> TASK DIRECTIONS: From the listing below, tally the lines that include "title". Return only the total.

━━━━━ RECORDS FOR THE EXERCISE

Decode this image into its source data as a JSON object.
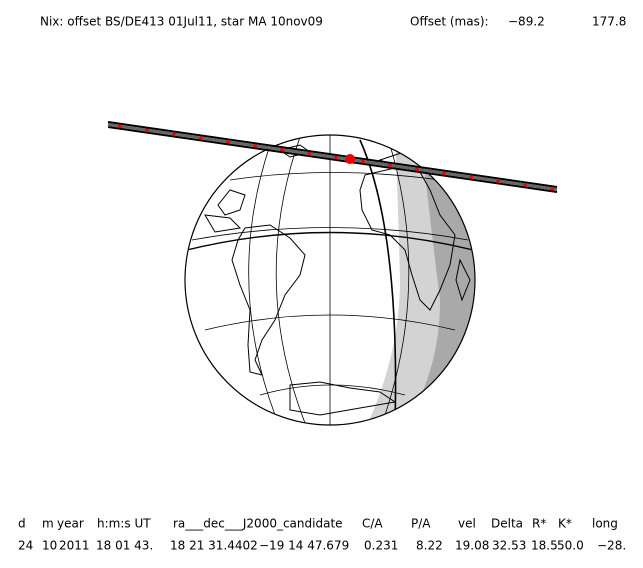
{
  "header": {
    "title": "Nix: offset BS/DE413 01Jul11, star MA 10nov09",
    "offset_label": "Offset (mas):",
    "offset_values": [
      "−89.2",
      "177.8"
    ]
  },
  "table": {
    "columns": [
      "d",
      "m",
      "year",
      "h:m:s UT",
      "ra___dec___J2000_candidate",
      "C/A",
      "P/A",
      "vel",
      "Delta",
      "R*",
      "K*",
      "long"
    ],
    "rows": [
      [
        "24",
        "10",
        "2011",
        "18 01 43.",
        "18 21 31.4402",
        "−19 14 47.679",
        "0.231",
        "8.22",
        "19.08",
        "32.53",
        "18.5",
        "50.0",
        "−28."
      ]
    ]
  }
}
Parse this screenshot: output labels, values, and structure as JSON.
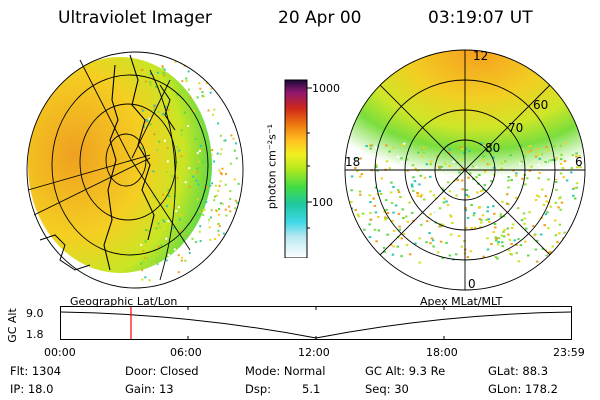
{
  "header": {
    "title": "Ultraviolet Imager",
    "date": "20 Apr 00",
    "time": "03:19:07 UT"
  },
  "colorbar": {
    "label": "photon cm⁻²s⁻¹",
    "ticks": [
      "1000",
      "100"
    ]
  },
  "left_panel": {
    "caption": "Geographic Lat/Lon"
  },
  "right_panel": {
    "caption": "Apex MLat/MLT",
    "mlt_labels": {
      "top": "12",
      "left": "18",
      "right": "6",
      "bottom": "0"
    },
    "mlat_labels": [
      "60",
      "70",
      "80"
    ]
  },
  "timeline": {
    "ylabel": "GC Alt",
    "y_values": [
      "9.0",
      "1.8"
    ],
    "x_ticks": [
      "00:00",
      "06:00",
      "12:00",
      "18:00",
      "23:59"
    ]
  },
  "status": {
    "flt": "Flt: 1304",
    "ip": "IP: 18.0",
    "door": "Door: Closed",
    "gain": "Gain: 13",
    "mode": "Mode: Normal",
    "dsp_label": "Dsp:",
    "dsp_value": "5.1",
    "gcalt": "GC Alt: 9.3 Re",
    "seq": "Seq: 30",
    "glat": "GLat: 88.3",
    "glon": "GLon: 178.2"
  },
  "colors": {
    "marker": "#ff0000",
    "scale": [
      "#ffffff",
      "#40d8e8",
      "#1ec8a0",
      "#44dd44",
      "#b4e81e",
      "#f0f020",
      "#ffc020",
      "#f08010",
      "#d02818",
      "#901870",
      "#1a0a3a"
    ]
  }
}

━━━━━━━━━━

> PROBLEM SOLUTION: 2